CHALLENGE ::
Determine how many lines contain the string "хорошо". Respond with that number and nothing more.

* Begin DATASET EXTRACT *

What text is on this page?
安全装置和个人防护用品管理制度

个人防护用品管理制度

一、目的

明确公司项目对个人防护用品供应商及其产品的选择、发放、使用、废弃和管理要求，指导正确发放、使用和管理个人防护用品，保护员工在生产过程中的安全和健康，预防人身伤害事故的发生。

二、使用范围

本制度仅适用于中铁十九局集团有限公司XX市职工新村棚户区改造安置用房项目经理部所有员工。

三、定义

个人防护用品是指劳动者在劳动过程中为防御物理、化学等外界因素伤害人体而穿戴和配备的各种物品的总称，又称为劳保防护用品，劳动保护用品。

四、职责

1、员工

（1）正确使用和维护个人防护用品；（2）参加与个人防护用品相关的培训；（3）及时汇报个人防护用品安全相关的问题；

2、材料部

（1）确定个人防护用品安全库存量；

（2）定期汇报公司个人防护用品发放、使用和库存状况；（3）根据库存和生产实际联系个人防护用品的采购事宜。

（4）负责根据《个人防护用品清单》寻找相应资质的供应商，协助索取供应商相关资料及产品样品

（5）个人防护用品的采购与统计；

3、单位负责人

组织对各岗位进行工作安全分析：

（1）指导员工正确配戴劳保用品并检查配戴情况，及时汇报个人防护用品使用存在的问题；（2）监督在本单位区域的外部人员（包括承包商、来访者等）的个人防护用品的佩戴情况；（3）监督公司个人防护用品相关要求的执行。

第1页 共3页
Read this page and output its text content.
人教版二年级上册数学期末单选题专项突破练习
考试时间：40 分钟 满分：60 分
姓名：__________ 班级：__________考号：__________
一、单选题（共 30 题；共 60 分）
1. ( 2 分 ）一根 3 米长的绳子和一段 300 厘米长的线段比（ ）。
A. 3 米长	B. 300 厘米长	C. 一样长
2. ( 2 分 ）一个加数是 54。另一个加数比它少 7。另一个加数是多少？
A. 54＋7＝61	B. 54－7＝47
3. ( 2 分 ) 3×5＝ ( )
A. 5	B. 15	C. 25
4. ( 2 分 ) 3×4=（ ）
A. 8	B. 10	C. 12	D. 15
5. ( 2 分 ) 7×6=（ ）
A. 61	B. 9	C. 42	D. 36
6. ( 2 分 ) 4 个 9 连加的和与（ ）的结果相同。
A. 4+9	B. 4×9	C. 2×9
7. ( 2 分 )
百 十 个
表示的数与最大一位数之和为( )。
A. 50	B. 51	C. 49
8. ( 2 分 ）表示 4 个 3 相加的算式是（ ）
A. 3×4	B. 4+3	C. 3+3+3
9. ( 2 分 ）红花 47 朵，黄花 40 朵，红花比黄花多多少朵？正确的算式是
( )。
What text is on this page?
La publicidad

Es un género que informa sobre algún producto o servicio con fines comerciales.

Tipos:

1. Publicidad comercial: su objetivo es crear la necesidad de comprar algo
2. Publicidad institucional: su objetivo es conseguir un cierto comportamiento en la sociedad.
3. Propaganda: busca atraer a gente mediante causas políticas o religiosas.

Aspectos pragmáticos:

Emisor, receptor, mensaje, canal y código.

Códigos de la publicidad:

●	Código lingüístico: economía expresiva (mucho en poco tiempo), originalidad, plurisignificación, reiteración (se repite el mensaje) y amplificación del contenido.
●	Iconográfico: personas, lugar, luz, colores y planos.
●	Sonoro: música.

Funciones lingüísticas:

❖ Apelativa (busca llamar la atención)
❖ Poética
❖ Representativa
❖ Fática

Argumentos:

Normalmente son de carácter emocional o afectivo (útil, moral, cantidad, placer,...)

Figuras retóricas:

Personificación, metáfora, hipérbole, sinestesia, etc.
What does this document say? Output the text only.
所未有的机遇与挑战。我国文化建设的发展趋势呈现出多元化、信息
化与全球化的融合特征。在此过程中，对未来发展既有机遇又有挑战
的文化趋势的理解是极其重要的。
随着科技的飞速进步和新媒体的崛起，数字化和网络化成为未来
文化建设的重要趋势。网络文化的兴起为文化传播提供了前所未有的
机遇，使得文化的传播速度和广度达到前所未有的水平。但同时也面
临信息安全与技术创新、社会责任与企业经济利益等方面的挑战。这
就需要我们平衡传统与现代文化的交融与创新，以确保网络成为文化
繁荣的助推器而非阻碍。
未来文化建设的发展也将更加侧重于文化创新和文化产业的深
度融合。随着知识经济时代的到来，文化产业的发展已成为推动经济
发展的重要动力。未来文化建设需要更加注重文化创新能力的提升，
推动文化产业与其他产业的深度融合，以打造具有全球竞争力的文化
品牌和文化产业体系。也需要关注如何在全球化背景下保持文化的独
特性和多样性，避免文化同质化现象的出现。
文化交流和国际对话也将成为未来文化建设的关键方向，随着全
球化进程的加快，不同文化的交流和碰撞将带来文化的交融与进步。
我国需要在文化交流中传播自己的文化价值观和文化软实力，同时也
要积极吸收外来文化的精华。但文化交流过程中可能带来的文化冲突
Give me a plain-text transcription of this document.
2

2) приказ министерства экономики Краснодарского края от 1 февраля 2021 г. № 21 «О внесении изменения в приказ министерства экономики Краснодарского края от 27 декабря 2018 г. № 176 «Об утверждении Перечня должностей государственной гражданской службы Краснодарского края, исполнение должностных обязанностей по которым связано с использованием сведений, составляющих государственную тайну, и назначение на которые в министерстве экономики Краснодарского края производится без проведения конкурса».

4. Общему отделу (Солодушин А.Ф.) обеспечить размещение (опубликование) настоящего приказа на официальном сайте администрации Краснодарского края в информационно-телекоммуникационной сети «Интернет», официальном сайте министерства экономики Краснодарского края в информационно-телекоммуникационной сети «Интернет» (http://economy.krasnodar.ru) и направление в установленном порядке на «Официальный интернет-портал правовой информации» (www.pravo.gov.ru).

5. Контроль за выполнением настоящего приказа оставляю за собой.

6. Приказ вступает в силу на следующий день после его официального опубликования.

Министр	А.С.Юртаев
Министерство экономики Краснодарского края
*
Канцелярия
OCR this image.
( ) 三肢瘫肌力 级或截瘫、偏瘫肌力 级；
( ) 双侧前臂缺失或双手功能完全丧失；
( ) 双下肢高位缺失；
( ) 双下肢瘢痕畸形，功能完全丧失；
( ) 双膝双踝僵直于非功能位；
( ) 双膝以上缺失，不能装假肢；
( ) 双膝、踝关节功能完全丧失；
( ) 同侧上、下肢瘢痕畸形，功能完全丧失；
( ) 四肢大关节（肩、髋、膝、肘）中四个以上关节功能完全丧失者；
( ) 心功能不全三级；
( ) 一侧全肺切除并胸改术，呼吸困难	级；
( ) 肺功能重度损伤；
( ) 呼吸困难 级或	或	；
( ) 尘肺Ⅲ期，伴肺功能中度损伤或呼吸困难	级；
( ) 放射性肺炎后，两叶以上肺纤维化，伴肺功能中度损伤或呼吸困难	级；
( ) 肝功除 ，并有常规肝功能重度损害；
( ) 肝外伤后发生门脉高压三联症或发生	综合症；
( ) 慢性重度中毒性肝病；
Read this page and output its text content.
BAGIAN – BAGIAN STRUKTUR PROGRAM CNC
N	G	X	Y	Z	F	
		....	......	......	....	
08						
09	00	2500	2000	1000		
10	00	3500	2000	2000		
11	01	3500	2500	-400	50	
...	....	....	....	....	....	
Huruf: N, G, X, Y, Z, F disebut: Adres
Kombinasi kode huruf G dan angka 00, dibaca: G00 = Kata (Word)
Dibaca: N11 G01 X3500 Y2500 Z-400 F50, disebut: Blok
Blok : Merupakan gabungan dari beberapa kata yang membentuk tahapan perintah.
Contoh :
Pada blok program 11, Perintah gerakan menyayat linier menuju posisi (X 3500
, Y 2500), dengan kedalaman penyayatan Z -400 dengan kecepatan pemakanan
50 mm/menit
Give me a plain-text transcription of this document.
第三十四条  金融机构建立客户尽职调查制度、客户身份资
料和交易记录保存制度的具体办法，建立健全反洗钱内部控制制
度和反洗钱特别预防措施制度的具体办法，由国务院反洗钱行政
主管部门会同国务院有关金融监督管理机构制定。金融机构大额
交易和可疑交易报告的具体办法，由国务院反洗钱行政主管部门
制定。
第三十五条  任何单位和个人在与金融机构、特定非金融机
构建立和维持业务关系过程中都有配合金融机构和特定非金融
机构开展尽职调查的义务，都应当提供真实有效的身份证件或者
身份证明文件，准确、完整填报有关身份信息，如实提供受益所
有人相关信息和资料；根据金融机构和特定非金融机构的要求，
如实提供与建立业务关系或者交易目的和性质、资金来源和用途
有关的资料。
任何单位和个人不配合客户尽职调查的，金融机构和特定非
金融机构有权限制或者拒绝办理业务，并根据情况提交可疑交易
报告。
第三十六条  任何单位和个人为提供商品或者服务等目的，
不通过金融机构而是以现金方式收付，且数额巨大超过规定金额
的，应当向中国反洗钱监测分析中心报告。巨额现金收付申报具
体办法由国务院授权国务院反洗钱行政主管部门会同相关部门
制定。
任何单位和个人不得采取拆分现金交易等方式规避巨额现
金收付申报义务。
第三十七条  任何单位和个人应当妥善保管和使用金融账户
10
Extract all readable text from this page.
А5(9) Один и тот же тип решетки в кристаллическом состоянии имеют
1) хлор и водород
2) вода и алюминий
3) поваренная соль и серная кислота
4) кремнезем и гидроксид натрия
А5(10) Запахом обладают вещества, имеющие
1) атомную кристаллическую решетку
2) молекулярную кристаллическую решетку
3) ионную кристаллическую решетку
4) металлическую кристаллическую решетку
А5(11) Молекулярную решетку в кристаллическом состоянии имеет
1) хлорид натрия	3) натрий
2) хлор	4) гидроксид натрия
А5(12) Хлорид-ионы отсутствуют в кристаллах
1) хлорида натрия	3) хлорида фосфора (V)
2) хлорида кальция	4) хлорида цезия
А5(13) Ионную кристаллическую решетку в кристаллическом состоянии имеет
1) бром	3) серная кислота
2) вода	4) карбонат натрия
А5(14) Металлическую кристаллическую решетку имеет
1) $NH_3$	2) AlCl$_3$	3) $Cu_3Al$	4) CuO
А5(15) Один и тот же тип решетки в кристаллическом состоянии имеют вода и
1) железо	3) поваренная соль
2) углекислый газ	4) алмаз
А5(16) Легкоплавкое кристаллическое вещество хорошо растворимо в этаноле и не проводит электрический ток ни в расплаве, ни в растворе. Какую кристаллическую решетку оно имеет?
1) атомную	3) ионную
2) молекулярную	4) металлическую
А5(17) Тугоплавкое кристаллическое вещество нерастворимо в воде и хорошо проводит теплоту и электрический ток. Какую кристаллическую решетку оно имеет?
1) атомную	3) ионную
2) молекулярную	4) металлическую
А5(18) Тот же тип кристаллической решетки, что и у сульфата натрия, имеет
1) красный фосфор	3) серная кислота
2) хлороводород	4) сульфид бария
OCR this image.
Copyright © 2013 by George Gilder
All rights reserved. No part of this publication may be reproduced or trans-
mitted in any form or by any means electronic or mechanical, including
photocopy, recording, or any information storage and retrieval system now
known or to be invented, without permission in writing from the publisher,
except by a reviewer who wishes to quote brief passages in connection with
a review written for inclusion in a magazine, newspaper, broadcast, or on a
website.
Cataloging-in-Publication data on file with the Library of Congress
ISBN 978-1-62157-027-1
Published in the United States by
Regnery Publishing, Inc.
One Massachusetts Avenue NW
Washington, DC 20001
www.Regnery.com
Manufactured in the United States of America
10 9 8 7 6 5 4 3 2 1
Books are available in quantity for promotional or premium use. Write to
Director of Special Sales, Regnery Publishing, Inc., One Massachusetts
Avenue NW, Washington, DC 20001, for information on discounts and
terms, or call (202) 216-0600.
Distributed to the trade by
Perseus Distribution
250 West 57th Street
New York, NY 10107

* End DATASET EXTRACT *

TASK RESPONSE ::
2